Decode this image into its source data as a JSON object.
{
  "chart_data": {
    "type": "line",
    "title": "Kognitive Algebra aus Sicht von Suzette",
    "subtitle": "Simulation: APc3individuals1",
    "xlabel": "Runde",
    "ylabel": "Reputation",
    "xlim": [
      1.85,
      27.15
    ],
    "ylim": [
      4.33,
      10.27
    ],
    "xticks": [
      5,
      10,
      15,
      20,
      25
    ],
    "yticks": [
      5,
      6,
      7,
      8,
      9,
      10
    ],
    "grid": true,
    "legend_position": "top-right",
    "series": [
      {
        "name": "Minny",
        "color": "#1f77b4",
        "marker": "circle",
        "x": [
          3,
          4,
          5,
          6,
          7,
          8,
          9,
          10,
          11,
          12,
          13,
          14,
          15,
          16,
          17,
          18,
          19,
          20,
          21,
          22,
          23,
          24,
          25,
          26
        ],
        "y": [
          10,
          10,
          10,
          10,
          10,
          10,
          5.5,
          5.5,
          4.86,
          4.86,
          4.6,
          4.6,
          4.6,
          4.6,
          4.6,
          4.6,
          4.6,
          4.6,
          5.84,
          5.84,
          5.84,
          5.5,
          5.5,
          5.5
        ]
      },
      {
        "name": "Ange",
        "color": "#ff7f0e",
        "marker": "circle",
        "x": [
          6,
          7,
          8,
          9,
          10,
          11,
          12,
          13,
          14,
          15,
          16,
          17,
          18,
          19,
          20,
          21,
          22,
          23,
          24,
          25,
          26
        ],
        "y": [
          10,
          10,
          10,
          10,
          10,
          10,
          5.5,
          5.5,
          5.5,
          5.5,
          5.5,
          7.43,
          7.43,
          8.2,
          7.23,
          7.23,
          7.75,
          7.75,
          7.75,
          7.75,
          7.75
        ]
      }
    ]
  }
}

__________

Written request
Each line of the material above must be retyped precisely.

Result
Decode this image into its source data as a JSON object.
{
  "chart_data": {
    "type": "line",
    "title": "Kognitive Algebra aus Sicht von Suzette",
    "subtitle": "Simulation: APc3individuals1",
    "xlabel": "Runde",
    "ylabel": "Reputation",
    "xlim": [
      1.85,
      27.15
    ],
    "ylim": [
      4.33,
      10.27
    ],
    "xticks": [
      5,
      10,
      15,
      20,
      25
    ],
    "yticks": [
      5,
      6,
      7,
      8,
      9,
      10
    ],
    "grid": true,
    "legend_position": "top-right",
    "series": [
      {
        "name": "Minny",
        "color": "#1f77b4",
        "marker": "circle",
        "x": [
          3,
          4,
          5,
          6,
          7,
          8,
          9,
          10,
          11,
          12,
          13,
          14,
          15,
          16,
          17,
          18,
          19,
          20,
          21,
          22,
          23,
          24,
          25,
          26
        ],
        "y": [
          10,
          10,
          10,
          10,
          10,
          10,
          5.5,
          5.5,
          4.86,
          4.86,
          4.6,
          4.6,
          4.6,
          4.6,
          4.6,
          4.6,
          4.6,
          4.6,
          5.84,
          5.84,
          5.84,
          5.5,
          5.5,
          5.5
        ]
      },
      {
        "name": "Ange",
        "color": "#ff7f0e",
        "marker": "circle",
        "x": [
          6,
          7,
          8,
          9,
          10,
          11,
          12,
          13,
          14,
          15,
          16,
          17,
          18,
          19,
          20,
          21,
          22,
          23,
          24,
          25,
          26
        ],
        "y": [
          10,
          10,
          10,
          10,
          10,
          10,
          5.5,
          5.5,
          5.5,
          5.5,
          5.5,
          7.43,
          7.43,
          8.2,
          7.23,
          7.23,
          7.75,
          7.75,
          7.75,
          7.75,
          7.75
        ]
      }
    ]
  }
}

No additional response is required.